## Problem to solve:
Without the pictures, return each record as it appears.

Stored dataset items
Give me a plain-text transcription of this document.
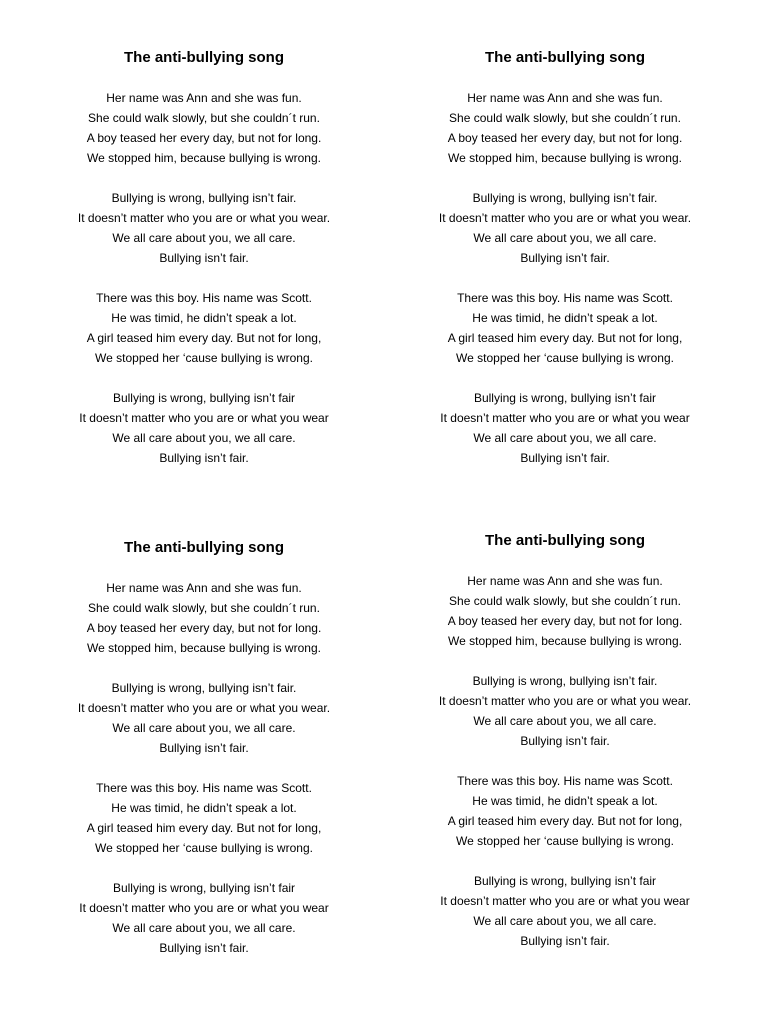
The anti-bullying song
Her name was Ann and she was fun.
She could walk slowly, but she couldn´t run.
A boy teased her every day, but not for long.
We stopped him, because bullying is wrong.
Bullying is wrong, bullying isn’t fair.
It doesn’t matter who you are or what you wear.
We all care about you, we all care.
Bullying isn’t fair.
There was this boy. His name was Scott.
He was timid, he didn’t speak a lot.
A girl teased him every day. But not for long,
We stopped her ‘cause bullying is wrong.
Bullying is wrong, bullying isn’t fair
It doesn’t matter who you are or what you wear
We all care about you, we all care.
Bullying isn’t fair.
The anti-bullying song
Her name was Ann and she was fun.
She could walk slowly, but she couldn´t run.
A boy teased her every day, but not for long.
We stopped him, because bullying is wrong.
Bullying is wrong, bullying isn’t fair.
It doesn’t matter who you are or what you wear.
We all care about you, we all care.
Bullying isn’t fair.
There was this boy. His name was Scott.
He was timid, he didn’t speak a lot.
A girl teased him every day. But not for long,
We stopped her ‘cause bullying is wrong.
Bullying is wrong, bullying isn’t fair
It doesn’t matter who you are or what you wear
We all care about you, we all care.
Bullying isn’t fair.
The anti-bullying song
Her name was Ann and she was fun.
She could walk slowly, but she couldn´t run.
A boy teased her every day, but not for long.
We stopped him, because bullying is wrong.
Bullying is wrong, bullying isn’t fair.
It doesn’t matter who you are or what you wear.
We all care about you, we all care.
Bullying isn’t fair.
There was this boy. His name was Scott.
He was timid, he didn’t speak a lot.
A girl teased him every day. But not for long,
We stopped her ‘cause bullying is wrong.
Bullying is wrong, bullying isn’t fair
It doesn’t matter who you are or what you wear
We all care about you, we all care.
Bullying isn’t fair.
The anti-bullying song
Her name was Ann and she was fun.
She could walk slowly, but she couldn´t run.
A boy teased her every day, but not for long.
We stopped him, because bullying is wrong.
Bullying is wrong, bullying isn’t fair.
It doesn’t matter who you are or what you wear.
We all care about you, we all care.
Bullying isn’t fair.
There was this boy. His name was Scott.
He was timid, he didn’t speak a lot.
A girl teased him every day. But not for long,
We stopped her ‘cause bullying is wrong.
Bullying is wrong, bullying isn’t fair
It doesn’t matter who you are or what you wear
We all care about you, we all care.
Bullying isn’t fair.
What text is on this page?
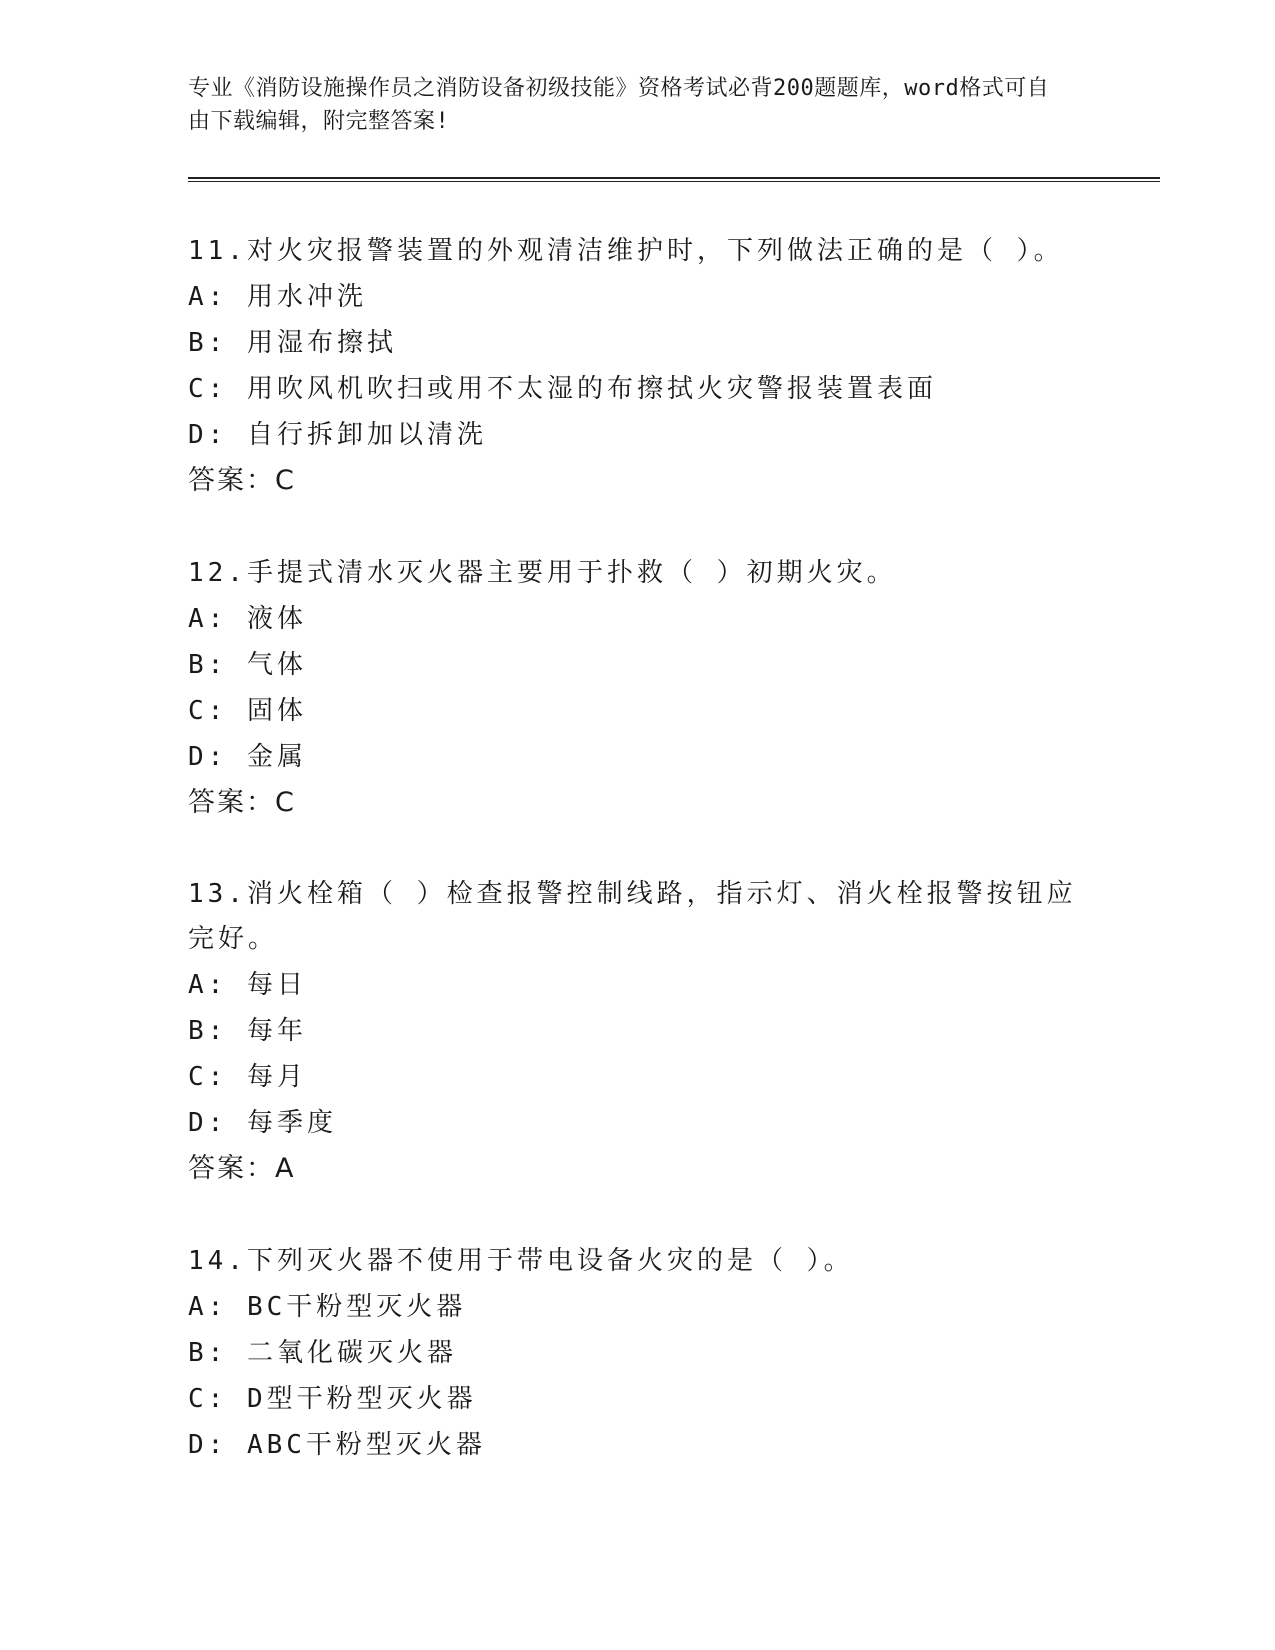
专业《消防设施操作员之消防设备初级技能》资格考试必背200题题库，word格式可自由下载编辑，附完整答案!
11.对火灾报警装置的外观清洁维护时，下列做法正确的是（ ）。
A: 用水冲洗
B: 用湿布擦拭
C: 用吹风机吹扫或用不太湿的布擦拭火灾警报装置表面
D: 自行拆卸加以清洗
答案：C
12.手提式清水灭火器主要用于扑救（ ）初期火灾。
A: 液体
B: 气体
C: 固体
D: 金属
答案：C
13.消火栓箱（ ）检查报警控制线路，指示灯、消火栓报警按钮应完好。
A: 每日
B: 每年
C: 每月
D: 每季度
答案：A
14.下列灭火器不使用于带电设备火灾的是（ ）。
A: BC干粉型灭火器
B: 二氧化碳灭火器
C: D型干粉型灭火器
D: ABC干粉型灭火器
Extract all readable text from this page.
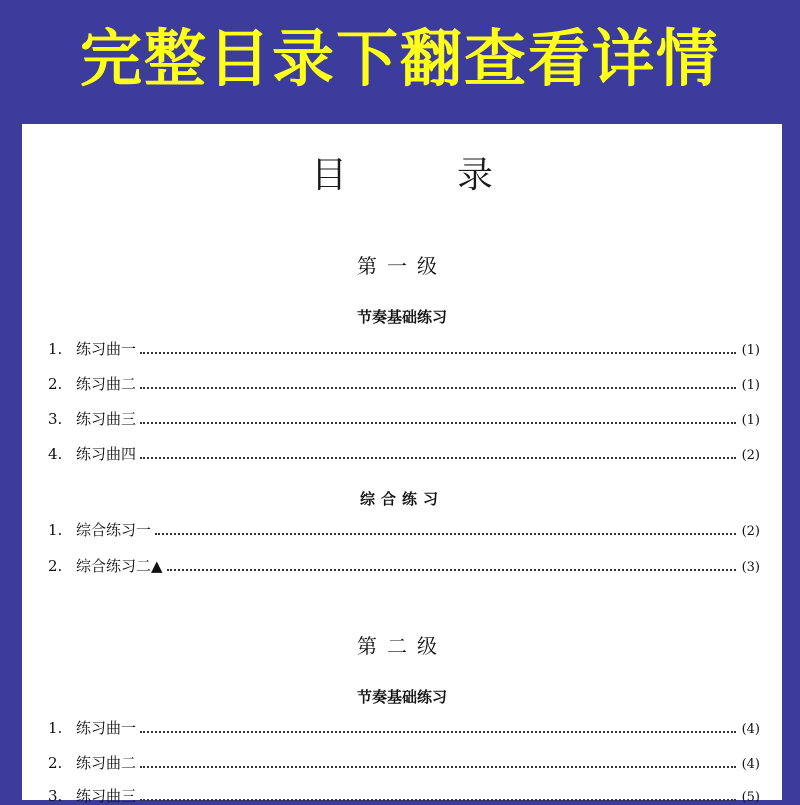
完整目录下翻查看详情
目	录
第一级
节奏基础练习
1. 练习曲一	(1)
2. 练习曲二	(1)
3. 练习曲三	(1)
4. 练习曲四	(2)
综合练习
1. 综合练习一	(2)
2. 综合练习二▲	(3)
第二级
节奏基础练习
1. 练习曲一	(4)
2. 练习曲二	(4)
3. 练习曲三	(5)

## Complete answer:
Give me a plain-text transcription of this document.
The anti-bullying song
Her name was Ann and she was fun.
She could walk slowly, but she couldn´t run.
A boy teased her every day, but not for long.
We stopped him, because bullying is wrong.
Bullying is wrong, bullying isn’t fair.
It doesn’t matter who you are or what you wear.
We all care about you, we all care.
Bullying isn’t fair.
There was this boy. His name was Scott.
He was timid, he didn’t speak a lot.
A girl teased him every day. But not for long,
We stopped her ‘cause bullying is wrong.
Bullying is wrong, bullying isn’t fair
It doesn’t matter who you are or what you wear
We all care about you, we all care.
Bullying isn’t fair.
The anti-bullying song
Her name was Ann and she was fun.
She could walk slowly, but she couldn´t run.
A boy teased her every day, but not for long.
We stopped him, because bullying is wrong.
Bullying is wrong, bullying isn’t fair.
It doesn’t matter who you are or what you wear.
We all care about you, we all care.
Bullying isn’t fair.
There was this boy. His name was Scott.
He was timid, he didn’t speak a lot.
A girl teased him every day. But not for long,
We stopped her ‘cause bullying is wrong.
Bullying is wrong, bullying isn’t fair
It doesn’t matter who you are or what you wear
We all care about you, we all care.
Bullying isn’t fair.
The anti-bullying song
Her name was Ann and she was fun.
She could walk slowly, but she couldn´t run.
A boy teased her every day, but not for long.
We stopped him, because bullying is wrong.
Bullying is wrong, bullying isn’t fair.
It doesn’t matter who you are or what you wear.
We all care about you, we all care.
Bullying isn’t fair.
There was this boy. His name was Scott.
He was timid, he didn’t speak a lot.
A girl teased him every day. But not for long,
We stopped her ‘cause bullying is wrong.
Bullying is wrong, bullying isn’t fair
It doesn’t matter who you are or what you wear
We all care about you, we all care.
Bullying isn’t fair.
The anti-bullying song
Her name was Ann and she was fun.
She could walk slowly, but she couldn´t run.
A boy teased her every day, but not for long.
We stopped him, because bullying is wrong.
Bullying is wrong, bullying isn’t fair.
It doesn’t matter who you are or what you wear.
We all care about you, we all care.
Bullying isn’t fair.
There was this boy. His name was Scott.
He was timid, he didn’t speak a lot.
A girl teased him every day. But not for long,
We stopped her ‘cause bullying is wrong.
Bullying is wrong, bullying isn’t fair
It doesn’t matter who you are or what you wear
We all care about you, we all care.
Bullying isn’t fair.
What text is on this page?
专业《消防设施操作员之消防设备初级技能》资格考试必背200题题库，word格式可自由下载编辑，附完整答案!
11.对火灾报警装置的外观清洁维护时，下列做法正确的是（ ）。
A: 用水冲洗
B: 用湿布擦拭
C: 用吹风机吹扫或用不太湿的布擦拭火灾警报装置表面
D: 自行拆卸加以清洗
答案：C
12.手提式清水灭火器主要用于扑救（ ）初期火灾。
A: 液体
B: 气体
C: 固体
D: 金属
答案：C
13.消火栓箱（ ）检查报警控制线路，指示灯、消火栓报警按钮应完好。
A: 每日
B: 每年
C: 每月
D: 每季度
答案：A
14.下列灭火器不使用于带电设备火灾的是（ ）。
A: BC干粉型灭火器
B: 二氧化碳灭火器
C: D型干粉型灭火器
D: ABC干粉型灭火器
Extract all readable text from this page.
完整目录下翻查看详情
目	录
第一级
节奏基础练习
1. 练习曲一	(1)
2. 练习曲二	(1)
3. 练习曲三	(1)
4. 练习曲四	(2)
综合练习
1. 综合练习一	(2)
2. 综合练习二▲	(3)
第二级
节奏基础练习
1. 练习曲一	(4)
2. 练习曲二	(4)
3. 练习曲三	(5)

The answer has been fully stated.